§ **Exercise prompt**
Transcribe the records below exactly.

Extracted records:
** begin **
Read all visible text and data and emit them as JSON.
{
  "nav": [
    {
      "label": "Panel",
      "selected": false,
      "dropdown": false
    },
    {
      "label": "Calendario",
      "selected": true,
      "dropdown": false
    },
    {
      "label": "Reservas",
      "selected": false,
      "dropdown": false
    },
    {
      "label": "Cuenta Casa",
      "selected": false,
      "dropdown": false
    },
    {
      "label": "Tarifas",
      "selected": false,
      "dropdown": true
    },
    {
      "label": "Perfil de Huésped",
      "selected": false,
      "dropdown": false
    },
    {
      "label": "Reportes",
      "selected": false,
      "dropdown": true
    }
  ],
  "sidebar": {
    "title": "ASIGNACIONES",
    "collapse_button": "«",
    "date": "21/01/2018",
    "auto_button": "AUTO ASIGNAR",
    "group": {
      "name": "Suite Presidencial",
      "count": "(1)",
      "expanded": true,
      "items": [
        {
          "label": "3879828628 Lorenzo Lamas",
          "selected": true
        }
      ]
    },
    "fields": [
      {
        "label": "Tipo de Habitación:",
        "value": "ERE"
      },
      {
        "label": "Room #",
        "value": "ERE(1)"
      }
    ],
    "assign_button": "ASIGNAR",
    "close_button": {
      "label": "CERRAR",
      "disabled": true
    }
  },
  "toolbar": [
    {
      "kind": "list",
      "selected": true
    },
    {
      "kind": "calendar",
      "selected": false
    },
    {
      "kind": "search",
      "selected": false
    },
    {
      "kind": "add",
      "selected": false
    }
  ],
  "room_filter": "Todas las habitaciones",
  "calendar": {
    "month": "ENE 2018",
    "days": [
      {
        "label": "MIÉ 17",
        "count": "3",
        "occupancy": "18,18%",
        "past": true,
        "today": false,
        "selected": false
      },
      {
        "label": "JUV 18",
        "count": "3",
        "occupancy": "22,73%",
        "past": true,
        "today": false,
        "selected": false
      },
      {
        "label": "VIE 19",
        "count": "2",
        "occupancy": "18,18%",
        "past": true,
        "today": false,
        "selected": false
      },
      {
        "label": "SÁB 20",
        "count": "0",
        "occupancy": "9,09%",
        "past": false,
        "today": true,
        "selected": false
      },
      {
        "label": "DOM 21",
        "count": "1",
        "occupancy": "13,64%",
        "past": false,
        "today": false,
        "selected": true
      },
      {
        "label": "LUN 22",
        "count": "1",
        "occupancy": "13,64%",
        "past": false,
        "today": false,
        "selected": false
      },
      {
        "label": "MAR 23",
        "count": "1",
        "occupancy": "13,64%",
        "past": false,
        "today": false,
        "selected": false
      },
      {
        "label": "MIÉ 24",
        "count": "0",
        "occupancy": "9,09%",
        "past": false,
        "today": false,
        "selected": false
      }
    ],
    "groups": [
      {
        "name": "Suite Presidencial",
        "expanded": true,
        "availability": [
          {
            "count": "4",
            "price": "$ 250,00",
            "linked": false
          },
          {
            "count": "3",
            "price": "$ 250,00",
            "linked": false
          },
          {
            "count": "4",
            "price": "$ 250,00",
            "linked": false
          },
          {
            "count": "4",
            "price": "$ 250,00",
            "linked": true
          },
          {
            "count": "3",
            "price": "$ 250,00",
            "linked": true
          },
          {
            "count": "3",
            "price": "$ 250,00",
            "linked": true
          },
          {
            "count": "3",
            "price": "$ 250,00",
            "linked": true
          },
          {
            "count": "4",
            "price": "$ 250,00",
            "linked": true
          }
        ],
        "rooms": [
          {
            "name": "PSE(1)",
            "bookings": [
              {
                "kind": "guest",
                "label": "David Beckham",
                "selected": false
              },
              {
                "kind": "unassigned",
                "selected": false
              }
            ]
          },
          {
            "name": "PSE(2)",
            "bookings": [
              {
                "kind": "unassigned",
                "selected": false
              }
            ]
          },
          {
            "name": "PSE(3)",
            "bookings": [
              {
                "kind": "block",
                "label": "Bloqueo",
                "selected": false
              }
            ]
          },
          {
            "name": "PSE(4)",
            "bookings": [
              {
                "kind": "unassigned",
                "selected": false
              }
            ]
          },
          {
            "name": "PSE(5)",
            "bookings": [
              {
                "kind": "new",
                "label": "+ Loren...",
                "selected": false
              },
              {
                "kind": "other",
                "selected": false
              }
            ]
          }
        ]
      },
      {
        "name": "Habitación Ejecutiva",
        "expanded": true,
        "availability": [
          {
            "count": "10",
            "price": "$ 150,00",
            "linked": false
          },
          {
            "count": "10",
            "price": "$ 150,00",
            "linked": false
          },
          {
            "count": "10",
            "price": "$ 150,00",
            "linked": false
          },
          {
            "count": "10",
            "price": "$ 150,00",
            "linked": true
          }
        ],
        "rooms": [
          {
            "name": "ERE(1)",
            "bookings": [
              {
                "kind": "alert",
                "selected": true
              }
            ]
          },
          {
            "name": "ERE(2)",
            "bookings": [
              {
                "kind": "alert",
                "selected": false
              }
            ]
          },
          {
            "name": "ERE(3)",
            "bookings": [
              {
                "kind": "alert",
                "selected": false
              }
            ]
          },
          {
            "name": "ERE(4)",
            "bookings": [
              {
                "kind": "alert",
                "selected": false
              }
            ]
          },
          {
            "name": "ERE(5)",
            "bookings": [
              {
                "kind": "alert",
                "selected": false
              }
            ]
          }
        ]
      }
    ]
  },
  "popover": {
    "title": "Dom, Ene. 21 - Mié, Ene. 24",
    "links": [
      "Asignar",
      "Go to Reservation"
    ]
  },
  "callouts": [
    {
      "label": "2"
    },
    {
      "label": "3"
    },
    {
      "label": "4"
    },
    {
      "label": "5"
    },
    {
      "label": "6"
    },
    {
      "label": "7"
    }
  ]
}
** end **
§ **Answer for this exercise**
Read all visible text and data and emit them as JSON.
{
  "nav": [
    {
      "label": "Panel",
      "selected": false,
      "dropdown": false
    },
    {
      "label": "Calendario",
      "selected": true,
      "dropdown": false
    },
    {
      "label": "Reservas",
      "selected": false,
      "dropdown": false
    },
    {
      "label": "Cuenta Casa",
      "selected": false,
      "dropdown": false
    },
    {
      "label": "Tarifas",
      "selected": false,
      "dropdown": true
    },
    {
      "label": "Perfil de Huésped",
      "selected": false,
      "dropdown": false
    },
    {
      "label": "Reportes",
      "selected": false,
      "dropdown": true
    }
  ],
  "sidebar": {
    "title": "ASIGNACIONES",
    "collapse_button": "«",
    "date": "21/01/2018",
    "auto_button": "AUTO ASIGNAR",
    "group": {
      "name": "Suite Presidencial",
      "count": "(1)",
      "expanded": true,
      "items": [
        {
          "label": "3879828628 Lorenzo Lamas",
          "selected": true
        }
      ]
    },
    "fields": [
      {
        "label": "Tipo de Habitación:",
        "value": "ERE"
      },
      {
        "label": "Room #",
        "value": "ERE(1)"
      }
    ],
    "assign_button": "ASIGNAR",
    "close_button": {
      "label": "CERRAR",
      "disabled": true
    }
  },
  "toolbar": [
    {
      "kind": "list",
      "selected": true
    },
    {
      "kind": "calendar",
      "selected": false
    },
    {
      "kind": "search",
      "selected": false
    },
    {
      "kind": "add",
      "selected": false
    }
  ],
  "room_filter": "Todas las habitaciones",
  "calendar": {
    "month": "ENE 2018",
    "days": [
      {
        "label": "MIÉ 17",
        "count": "3",
        "occupancy": "18,18%",
        "past": true,
        "today": false,
        "selected": false
      },
      {
        "label": "JUV 18",
        "count": "3",
        "occupancy": "22,73%",
        "past": true,
        "today": false,
        "selected": false
      },
      {
        "label": "VIE 19",
        "count": "2",
        "occupancy": "18,18%",
        "past": true,
        "today": false,
        "selected": false
      },
      {
        "label": "SÁB 20",
        "count": "0",
        "occupancy": "9,09%",
        "past": false,
        "today": true,
        "selected": false
      },
      {
        "label": "DOM 21",
        "count": "1",
        "occupancy": "13,64%",
        "past": false,
        "today": false,
        "selected": true
      },
      {
        "label": "LUN 22",
        "count": "1",
        "occupancy": "13,64%",
        "past": false,
        "today": false,
        "selected": false
      },
      {
        "label": "MAR 23",
        "count": "1",
        "occupancy": "13,64%",
        "past": false,
        "today": false,
        "selected": false
      },
      {
        "label": "MIÉ 24",
        "count": "0",
        "occupancy": "9,09%",
        "past": false,
        "today": false,
        "selected": false
      }
    ],
    "groups": [
      {
        "name": "Suite Presidencial",
        "expanded": true,
        "availability": [
          {
            "count": "4",
            "price": "$ 250,00",
            "linked": false
          },
          {
            "count": "3",
            "price": "$ 250,00",
            "linked": false
          },
          {
            "count": "4",
            "price": "$ 250,00",
            "linked": false
          },
          {
            "count": "4",
            "price": "$ 250,00",
            "linked": true
          },
          {
            "count": "3",
            "price": "$ 250,00",
            "linked": true
          },
          {
            "count": "3",
            "price": "$ 250,00",
            "linked": true
          },
          {
            "count": "3",
            "price": "$ 250,00",
            "linked": true
          },
          {
            "count": "4",
            "price": "$ 250,00",
            "linked": true
          }
        ],
        "rooms": [
          {
            "name": "PSE(1)",
            "bookings": [
              {
                "kind": "guest",
                "label": "David Beckham",
                "selected": false
              },
              {
                "kind": "unassigned",
                "selected": false
              }
            ]
          },
          {
            "name": "PSE(2)",
            "bookings": [
              {
                "kind": "unassigned",
                "selected": false
              }
            ]
          },
          {
            "name": "PSE(3)",
            "bookings": [
              {
                "kind": "block",
                "label": "Bloqueo",
                "selected": false
              }
            ]
          },
          {
            "name": "PSE(4)",
            "bookings": [
              {
                "kind": "unassigned",
                "selected": false
              }
            ]
          },
          {
            "name": "PSE(5)",
            "bookings": [
              {
                "kind": "new",
                "label": "+ Loren...",
                "selected": false
              },
              {
                "kind": "other",
                "selected": false
              }
            ]
          }
        ]
      },
      {
        "name": "Habitación Ejecutiva",
        "expanded": true,
        "availability": [
          {
            "count": "10",
            "price": "$ 150,00",
            "linked": false
          },
          {
            "count": "10",
            "price": "$ 150,00",
            "linked": false
          },
          {
            "count": "10",
            "price": "$ 150,00",
            "linked": false
          },
          {
            "count": "10",
            "price": "$ 150,00",
            "linked": true
          }
        ],
        "rooms": [
          {
            "name": "ERE(1)",
            "bookings": [
              {
                "kind": "alert",
                "selected": true
              }
            ]
          },
          {
            "name": "ERE(2)",
            "bookings": [
              {
                "kind": "alert",
                "selected": false
              }
            ]
          },
          {
            "name": "ERE(3)",
            "bookings": [
              {
                "kind": "alert",
                "selected": false
              }
            ]
          },
          {
            "name": "ERE(4)",
            "bookings": [
              {
                "kind": "alert",
                "selected": false
              }
            ]
          },
          {
            "name": "ERE(5)",
            "bookings": [
              {
                "kind": "alert",
                "selected": false
              }
            ]
          }
        ]
      }
    ]
  },
  "popover": {
    "title": "Dom, Ene. 21 - Mié, Ene. 24",
    "links": [
      "Asignar",
      "Go to Reservation"
    ]
  },
  "callouts": [
    {
      "label": "2"
    },
    {
      "label": "3"
    },
    {
      "label": "4"
    },
    {
      "label": "5"
    },
    {
      "label": "6"
    },
    {
      "label": "7"
    }
  ]
}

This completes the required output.